- Goal -
Collect each line of the entries that holds the string "demanda".

___ The input ___

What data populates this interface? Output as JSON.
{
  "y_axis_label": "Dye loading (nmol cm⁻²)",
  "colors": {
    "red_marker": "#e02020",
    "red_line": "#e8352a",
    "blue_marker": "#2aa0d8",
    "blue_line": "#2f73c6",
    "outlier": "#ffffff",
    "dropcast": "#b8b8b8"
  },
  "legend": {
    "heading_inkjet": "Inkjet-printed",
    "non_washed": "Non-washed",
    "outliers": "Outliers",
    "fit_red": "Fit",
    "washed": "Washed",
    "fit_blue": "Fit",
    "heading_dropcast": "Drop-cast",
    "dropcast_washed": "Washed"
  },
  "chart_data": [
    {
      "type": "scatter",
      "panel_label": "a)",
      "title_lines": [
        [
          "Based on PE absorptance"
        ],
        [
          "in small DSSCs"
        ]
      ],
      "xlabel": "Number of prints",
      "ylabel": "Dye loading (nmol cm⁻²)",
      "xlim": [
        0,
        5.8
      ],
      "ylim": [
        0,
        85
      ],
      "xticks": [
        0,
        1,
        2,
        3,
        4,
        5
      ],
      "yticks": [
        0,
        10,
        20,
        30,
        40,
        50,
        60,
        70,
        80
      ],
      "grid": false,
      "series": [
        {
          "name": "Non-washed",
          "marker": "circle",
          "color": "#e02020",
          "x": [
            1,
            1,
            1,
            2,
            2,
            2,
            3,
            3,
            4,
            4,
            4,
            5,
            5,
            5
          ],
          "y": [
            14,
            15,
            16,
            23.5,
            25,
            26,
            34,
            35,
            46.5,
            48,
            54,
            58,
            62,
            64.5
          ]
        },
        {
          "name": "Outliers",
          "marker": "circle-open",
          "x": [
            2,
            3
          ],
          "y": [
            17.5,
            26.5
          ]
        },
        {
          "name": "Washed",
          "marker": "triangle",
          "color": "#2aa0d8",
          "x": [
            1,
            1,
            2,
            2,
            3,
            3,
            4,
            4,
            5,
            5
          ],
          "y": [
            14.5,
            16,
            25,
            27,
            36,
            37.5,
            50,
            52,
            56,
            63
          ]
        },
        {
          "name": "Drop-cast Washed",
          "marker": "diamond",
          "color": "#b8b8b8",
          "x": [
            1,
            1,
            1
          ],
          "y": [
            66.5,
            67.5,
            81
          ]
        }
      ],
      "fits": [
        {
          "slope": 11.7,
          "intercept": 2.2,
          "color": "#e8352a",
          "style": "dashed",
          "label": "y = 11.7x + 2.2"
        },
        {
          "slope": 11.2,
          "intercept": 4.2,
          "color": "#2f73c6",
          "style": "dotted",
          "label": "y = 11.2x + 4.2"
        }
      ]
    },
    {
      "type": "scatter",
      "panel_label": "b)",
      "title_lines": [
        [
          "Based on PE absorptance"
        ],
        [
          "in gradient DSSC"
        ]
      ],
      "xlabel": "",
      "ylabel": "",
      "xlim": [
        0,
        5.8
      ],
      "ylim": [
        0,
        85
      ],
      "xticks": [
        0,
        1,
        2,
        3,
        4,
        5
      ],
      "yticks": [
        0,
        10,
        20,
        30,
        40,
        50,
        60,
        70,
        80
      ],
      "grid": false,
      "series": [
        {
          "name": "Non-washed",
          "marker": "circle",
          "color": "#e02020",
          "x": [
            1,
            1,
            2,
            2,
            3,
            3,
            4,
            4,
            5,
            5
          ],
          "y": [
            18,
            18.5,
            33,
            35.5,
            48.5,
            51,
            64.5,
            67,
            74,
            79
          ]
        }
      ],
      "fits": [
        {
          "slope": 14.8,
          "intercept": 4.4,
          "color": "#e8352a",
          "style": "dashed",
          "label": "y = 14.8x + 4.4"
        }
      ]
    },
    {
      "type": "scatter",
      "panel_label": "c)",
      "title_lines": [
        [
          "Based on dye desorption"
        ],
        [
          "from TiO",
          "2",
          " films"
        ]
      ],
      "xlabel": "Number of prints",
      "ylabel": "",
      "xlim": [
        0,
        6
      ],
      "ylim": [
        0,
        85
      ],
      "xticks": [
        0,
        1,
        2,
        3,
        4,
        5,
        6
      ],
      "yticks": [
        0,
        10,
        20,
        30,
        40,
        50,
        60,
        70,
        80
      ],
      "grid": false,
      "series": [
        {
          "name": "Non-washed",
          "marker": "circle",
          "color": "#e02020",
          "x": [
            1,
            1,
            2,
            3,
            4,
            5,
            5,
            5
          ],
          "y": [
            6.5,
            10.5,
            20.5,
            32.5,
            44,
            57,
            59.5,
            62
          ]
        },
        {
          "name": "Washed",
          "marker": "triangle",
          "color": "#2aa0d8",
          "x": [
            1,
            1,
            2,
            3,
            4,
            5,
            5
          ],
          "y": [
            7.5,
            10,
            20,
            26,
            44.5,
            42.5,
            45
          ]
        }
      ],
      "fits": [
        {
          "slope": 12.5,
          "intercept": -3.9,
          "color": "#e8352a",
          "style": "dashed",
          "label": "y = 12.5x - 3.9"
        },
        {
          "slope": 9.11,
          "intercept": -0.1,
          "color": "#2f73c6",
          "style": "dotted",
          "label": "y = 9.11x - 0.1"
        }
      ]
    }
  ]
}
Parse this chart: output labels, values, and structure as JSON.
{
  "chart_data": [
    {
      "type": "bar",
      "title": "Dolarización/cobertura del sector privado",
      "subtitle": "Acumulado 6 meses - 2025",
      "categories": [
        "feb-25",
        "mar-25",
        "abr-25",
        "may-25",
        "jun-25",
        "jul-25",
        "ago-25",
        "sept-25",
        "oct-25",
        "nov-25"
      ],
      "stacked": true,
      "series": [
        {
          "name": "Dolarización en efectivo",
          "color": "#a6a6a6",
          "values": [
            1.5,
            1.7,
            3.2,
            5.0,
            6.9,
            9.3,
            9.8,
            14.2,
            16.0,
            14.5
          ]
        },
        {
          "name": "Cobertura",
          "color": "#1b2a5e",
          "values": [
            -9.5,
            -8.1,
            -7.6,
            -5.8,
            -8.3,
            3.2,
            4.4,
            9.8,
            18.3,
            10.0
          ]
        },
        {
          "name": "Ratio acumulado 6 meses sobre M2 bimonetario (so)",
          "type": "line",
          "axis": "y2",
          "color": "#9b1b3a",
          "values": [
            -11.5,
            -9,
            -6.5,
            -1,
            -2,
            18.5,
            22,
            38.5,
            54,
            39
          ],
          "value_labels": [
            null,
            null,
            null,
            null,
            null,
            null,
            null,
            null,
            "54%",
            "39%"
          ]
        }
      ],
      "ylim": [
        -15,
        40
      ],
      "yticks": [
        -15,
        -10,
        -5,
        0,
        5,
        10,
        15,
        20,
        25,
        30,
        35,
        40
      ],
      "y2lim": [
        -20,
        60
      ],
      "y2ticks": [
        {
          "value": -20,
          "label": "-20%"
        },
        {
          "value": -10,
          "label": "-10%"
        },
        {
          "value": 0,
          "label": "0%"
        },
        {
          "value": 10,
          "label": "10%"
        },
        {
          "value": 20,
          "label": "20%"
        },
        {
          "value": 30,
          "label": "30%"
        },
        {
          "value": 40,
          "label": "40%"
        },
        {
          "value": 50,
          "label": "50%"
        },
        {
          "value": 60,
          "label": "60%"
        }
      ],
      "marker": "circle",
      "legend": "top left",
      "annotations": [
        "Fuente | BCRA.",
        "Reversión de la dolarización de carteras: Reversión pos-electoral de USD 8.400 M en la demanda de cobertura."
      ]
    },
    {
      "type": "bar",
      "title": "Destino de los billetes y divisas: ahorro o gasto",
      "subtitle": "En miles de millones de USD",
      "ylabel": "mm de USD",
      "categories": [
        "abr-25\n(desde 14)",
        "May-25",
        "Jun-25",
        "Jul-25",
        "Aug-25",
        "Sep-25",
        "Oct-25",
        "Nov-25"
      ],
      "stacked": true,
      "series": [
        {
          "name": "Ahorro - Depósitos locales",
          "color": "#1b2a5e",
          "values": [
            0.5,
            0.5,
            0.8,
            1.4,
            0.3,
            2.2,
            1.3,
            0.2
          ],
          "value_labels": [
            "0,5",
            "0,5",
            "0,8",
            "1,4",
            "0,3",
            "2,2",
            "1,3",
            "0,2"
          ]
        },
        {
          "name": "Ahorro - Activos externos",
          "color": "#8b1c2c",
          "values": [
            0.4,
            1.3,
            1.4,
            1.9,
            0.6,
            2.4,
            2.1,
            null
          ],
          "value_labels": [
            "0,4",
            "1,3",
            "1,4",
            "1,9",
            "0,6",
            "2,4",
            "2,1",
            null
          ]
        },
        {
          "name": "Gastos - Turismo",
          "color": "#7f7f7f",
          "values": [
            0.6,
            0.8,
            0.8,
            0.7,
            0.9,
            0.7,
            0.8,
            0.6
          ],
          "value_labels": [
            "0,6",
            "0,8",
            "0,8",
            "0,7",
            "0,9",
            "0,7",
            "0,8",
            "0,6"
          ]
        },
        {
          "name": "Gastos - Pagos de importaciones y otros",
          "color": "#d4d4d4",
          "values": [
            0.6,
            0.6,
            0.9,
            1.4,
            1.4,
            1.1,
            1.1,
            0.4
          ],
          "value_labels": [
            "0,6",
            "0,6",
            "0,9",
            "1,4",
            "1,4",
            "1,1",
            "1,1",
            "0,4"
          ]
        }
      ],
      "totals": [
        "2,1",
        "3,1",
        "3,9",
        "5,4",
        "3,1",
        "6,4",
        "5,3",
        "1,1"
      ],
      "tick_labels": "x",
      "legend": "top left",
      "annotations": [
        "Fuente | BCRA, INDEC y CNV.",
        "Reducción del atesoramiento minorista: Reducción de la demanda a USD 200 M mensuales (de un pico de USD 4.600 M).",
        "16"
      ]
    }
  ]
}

___

- Answer to this task -
        "Reversión de la dolarización de carteras: Reversión pos-electoral de USD 8.400 M en la demanda de cobertura."
        "Reducción del atesoramiento minorista: Reducción de la demanda a USD 200 M mensuales (de un pico de USD 4.600 M).",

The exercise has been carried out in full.